### What you need to do
Tally the lines that hold the word "install" and reply with that figure only.

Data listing
** start **

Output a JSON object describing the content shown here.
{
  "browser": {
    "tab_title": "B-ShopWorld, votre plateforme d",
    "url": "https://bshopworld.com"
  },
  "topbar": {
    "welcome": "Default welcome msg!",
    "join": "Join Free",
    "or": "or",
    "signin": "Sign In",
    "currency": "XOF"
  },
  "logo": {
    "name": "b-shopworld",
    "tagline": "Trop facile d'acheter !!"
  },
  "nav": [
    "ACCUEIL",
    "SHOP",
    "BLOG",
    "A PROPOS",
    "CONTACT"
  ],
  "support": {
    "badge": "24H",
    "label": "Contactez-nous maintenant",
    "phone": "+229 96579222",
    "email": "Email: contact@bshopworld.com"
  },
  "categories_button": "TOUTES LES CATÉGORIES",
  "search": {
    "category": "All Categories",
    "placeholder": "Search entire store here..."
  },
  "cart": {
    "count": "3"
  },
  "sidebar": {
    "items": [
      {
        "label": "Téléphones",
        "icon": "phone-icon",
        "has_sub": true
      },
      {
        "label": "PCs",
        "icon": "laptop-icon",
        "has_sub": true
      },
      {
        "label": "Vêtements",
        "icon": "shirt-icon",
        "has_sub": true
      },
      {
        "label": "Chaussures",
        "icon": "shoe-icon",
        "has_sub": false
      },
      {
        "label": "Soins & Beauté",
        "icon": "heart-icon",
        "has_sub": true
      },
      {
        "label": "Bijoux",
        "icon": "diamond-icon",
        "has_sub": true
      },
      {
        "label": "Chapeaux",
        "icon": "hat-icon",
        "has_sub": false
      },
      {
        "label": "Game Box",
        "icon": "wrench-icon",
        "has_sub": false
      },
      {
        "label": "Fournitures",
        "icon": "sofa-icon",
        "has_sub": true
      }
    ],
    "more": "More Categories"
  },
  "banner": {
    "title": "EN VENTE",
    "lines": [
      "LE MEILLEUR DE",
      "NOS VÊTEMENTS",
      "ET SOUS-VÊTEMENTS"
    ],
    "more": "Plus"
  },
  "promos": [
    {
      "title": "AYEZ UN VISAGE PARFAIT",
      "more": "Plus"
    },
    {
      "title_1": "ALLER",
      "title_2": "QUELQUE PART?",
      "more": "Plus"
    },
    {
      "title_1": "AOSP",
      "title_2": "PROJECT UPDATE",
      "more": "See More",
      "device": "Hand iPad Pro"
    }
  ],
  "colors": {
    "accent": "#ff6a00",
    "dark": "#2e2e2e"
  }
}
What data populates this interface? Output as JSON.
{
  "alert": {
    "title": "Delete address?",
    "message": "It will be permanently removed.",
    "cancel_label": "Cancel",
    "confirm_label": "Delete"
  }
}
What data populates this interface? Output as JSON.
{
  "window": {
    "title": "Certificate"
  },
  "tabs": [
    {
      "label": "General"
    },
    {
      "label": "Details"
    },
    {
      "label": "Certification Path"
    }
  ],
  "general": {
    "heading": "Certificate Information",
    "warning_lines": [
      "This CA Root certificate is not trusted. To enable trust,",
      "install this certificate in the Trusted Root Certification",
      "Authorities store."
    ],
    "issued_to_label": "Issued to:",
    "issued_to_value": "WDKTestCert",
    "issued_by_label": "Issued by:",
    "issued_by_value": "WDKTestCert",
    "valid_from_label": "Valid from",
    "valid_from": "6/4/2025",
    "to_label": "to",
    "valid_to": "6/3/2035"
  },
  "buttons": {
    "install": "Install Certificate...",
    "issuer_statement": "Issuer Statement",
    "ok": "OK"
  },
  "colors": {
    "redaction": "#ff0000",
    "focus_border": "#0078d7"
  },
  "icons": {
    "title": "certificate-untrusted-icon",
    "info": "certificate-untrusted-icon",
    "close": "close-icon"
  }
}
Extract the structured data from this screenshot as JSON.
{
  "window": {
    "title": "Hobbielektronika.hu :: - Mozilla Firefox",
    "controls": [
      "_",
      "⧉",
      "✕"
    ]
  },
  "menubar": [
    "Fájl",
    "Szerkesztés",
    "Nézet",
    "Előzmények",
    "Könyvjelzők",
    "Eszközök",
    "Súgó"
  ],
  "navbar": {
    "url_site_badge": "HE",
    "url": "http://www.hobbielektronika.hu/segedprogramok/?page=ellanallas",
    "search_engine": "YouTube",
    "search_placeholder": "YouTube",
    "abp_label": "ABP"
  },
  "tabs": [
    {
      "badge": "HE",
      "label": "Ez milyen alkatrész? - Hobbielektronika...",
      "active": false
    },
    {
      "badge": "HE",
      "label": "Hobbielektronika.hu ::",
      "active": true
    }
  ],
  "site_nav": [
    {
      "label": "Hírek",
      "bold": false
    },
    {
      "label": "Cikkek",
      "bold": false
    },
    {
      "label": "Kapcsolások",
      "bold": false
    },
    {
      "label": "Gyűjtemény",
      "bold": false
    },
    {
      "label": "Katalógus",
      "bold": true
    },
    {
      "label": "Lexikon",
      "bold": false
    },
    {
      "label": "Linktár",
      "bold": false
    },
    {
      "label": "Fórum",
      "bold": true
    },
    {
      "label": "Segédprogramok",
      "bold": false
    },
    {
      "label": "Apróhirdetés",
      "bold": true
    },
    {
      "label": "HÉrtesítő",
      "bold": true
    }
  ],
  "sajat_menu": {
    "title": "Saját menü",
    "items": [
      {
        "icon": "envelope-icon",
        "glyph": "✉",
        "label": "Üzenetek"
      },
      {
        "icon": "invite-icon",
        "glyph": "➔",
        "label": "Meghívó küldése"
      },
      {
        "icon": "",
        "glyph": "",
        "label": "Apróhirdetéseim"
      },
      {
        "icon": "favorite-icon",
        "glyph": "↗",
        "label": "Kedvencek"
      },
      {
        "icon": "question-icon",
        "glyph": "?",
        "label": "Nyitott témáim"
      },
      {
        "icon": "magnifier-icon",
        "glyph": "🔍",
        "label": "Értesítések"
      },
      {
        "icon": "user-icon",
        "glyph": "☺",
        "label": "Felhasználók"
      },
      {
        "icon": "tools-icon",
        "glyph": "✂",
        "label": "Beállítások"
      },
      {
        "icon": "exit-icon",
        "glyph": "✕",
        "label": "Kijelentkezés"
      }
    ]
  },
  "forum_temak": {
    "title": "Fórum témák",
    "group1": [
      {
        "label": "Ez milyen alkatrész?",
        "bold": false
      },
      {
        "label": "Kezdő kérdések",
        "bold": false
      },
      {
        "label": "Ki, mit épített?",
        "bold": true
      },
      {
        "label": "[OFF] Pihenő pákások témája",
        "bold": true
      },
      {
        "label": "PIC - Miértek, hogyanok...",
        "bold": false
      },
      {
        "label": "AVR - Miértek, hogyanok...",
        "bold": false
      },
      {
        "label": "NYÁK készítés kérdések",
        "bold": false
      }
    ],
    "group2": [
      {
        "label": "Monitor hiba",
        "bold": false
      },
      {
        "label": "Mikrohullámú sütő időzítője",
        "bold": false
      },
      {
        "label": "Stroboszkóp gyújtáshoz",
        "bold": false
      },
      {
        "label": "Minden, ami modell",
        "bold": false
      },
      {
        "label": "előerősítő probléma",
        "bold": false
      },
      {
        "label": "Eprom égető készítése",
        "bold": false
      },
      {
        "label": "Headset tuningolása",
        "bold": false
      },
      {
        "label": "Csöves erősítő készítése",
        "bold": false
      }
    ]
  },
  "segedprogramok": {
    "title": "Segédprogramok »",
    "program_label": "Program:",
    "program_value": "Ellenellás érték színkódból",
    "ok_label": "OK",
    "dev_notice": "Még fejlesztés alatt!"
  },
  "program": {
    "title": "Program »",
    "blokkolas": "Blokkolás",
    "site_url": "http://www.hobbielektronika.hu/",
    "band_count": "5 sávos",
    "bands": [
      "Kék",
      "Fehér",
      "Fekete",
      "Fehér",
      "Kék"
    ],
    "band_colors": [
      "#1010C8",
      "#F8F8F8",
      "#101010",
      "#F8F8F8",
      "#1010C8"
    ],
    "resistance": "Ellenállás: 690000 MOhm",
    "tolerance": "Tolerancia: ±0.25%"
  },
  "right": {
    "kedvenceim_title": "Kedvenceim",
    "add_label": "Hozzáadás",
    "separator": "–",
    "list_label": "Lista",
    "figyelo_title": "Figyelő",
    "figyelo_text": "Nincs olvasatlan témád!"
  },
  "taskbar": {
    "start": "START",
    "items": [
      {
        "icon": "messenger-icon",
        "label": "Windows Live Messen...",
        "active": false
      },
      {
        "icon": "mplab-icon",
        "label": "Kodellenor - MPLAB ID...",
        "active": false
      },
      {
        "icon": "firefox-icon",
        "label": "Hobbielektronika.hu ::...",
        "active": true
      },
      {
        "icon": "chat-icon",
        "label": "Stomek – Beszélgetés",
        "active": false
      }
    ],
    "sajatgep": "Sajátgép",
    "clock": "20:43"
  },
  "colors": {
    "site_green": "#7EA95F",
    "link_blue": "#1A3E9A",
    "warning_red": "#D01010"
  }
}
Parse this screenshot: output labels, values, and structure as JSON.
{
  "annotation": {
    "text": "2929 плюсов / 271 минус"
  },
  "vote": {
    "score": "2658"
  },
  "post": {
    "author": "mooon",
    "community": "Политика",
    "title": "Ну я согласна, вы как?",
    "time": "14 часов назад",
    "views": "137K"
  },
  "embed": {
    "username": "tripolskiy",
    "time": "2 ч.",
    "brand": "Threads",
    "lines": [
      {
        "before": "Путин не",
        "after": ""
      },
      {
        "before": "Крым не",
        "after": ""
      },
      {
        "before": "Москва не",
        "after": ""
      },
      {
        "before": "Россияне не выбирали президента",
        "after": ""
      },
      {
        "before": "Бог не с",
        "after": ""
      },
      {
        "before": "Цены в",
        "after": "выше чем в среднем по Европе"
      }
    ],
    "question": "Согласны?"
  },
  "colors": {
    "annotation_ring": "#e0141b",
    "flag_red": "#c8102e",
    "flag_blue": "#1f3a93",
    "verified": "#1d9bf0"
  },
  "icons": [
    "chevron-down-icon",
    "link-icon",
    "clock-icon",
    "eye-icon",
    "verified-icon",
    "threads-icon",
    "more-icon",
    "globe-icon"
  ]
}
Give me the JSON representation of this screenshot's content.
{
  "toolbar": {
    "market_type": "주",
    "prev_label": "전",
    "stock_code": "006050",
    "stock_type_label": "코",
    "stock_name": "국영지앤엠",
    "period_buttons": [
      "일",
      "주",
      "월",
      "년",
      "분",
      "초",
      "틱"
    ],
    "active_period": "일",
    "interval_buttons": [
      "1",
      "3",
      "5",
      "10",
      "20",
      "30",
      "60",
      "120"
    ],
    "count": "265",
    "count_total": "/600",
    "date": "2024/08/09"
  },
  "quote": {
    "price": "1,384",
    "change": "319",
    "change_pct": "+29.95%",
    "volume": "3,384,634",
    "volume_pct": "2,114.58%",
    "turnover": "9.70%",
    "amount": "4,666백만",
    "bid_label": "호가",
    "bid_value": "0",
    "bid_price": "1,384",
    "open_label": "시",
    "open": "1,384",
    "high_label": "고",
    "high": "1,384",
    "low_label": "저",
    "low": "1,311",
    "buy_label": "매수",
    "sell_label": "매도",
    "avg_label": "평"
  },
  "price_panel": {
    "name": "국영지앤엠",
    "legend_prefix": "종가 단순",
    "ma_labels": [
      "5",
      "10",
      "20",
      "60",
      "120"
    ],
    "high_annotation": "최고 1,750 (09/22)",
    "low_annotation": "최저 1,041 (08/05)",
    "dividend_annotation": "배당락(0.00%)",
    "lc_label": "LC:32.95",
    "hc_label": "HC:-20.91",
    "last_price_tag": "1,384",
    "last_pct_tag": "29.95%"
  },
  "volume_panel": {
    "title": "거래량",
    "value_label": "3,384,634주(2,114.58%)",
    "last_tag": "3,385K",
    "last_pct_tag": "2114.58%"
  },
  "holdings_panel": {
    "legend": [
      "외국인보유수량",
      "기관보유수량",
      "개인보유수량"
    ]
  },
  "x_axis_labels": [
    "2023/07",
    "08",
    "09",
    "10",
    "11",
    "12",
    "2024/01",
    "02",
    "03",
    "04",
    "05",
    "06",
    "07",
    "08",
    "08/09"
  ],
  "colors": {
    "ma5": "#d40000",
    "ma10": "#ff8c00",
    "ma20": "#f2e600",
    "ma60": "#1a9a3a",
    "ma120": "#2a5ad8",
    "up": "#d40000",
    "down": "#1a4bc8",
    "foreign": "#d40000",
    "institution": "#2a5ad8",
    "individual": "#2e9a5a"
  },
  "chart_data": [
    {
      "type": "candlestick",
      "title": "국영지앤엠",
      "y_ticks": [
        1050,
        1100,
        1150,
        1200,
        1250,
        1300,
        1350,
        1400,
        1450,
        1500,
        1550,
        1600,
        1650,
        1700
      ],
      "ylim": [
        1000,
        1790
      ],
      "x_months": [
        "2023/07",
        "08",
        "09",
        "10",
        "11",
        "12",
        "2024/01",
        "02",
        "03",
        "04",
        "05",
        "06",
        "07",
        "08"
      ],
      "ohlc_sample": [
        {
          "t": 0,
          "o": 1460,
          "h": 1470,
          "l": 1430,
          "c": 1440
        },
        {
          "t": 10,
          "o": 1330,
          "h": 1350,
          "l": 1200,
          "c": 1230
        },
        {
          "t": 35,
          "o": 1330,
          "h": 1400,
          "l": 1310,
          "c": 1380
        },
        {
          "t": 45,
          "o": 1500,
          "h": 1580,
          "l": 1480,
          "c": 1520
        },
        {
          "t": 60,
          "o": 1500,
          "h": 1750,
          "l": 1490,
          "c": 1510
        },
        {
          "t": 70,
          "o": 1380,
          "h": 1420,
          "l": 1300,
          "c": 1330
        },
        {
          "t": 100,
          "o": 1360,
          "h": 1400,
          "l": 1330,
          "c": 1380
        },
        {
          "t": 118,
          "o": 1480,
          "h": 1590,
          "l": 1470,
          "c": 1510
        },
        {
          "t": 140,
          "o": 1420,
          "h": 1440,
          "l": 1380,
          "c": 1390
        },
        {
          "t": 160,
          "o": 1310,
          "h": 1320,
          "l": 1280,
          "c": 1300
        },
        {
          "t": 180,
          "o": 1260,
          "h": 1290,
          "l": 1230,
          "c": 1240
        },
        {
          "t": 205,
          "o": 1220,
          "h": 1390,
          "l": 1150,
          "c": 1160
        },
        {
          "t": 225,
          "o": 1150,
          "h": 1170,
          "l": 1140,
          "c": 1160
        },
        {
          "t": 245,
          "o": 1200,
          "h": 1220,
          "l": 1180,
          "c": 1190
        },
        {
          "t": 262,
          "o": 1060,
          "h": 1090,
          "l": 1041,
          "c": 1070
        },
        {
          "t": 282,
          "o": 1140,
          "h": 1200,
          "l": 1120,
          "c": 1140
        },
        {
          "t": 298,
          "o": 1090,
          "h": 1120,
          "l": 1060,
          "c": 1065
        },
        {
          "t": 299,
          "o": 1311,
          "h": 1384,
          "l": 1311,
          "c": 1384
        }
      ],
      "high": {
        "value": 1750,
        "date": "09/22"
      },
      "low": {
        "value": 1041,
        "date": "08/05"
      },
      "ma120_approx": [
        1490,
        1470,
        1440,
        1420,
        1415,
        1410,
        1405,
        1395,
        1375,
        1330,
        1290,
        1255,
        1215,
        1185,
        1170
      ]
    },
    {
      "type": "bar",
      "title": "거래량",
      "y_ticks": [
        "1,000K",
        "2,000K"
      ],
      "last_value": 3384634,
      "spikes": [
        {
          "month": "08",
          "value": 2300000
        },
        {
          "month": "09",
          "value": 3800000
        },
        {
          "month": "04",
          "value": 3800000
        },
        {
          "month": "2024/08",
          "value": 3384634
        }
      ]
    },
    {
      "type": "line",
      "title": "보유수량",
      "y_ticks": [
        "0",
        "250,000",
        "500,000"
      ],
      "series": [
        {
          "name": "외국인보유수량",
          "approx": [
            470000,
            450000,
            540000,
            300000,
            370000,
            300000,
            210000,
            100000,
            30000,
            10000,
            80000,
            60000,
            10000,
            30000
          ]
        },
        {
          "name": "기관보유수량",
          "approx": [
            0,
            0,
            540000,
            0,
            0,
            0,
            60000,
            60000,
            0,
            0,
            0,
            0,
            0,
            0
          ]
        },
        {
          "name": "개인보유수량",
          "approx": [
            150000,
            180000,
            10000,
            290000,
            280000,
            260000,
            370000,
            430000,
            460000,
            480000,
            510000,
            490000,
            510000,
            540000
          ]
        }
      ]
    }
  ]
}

** end **

### Completed exercise
2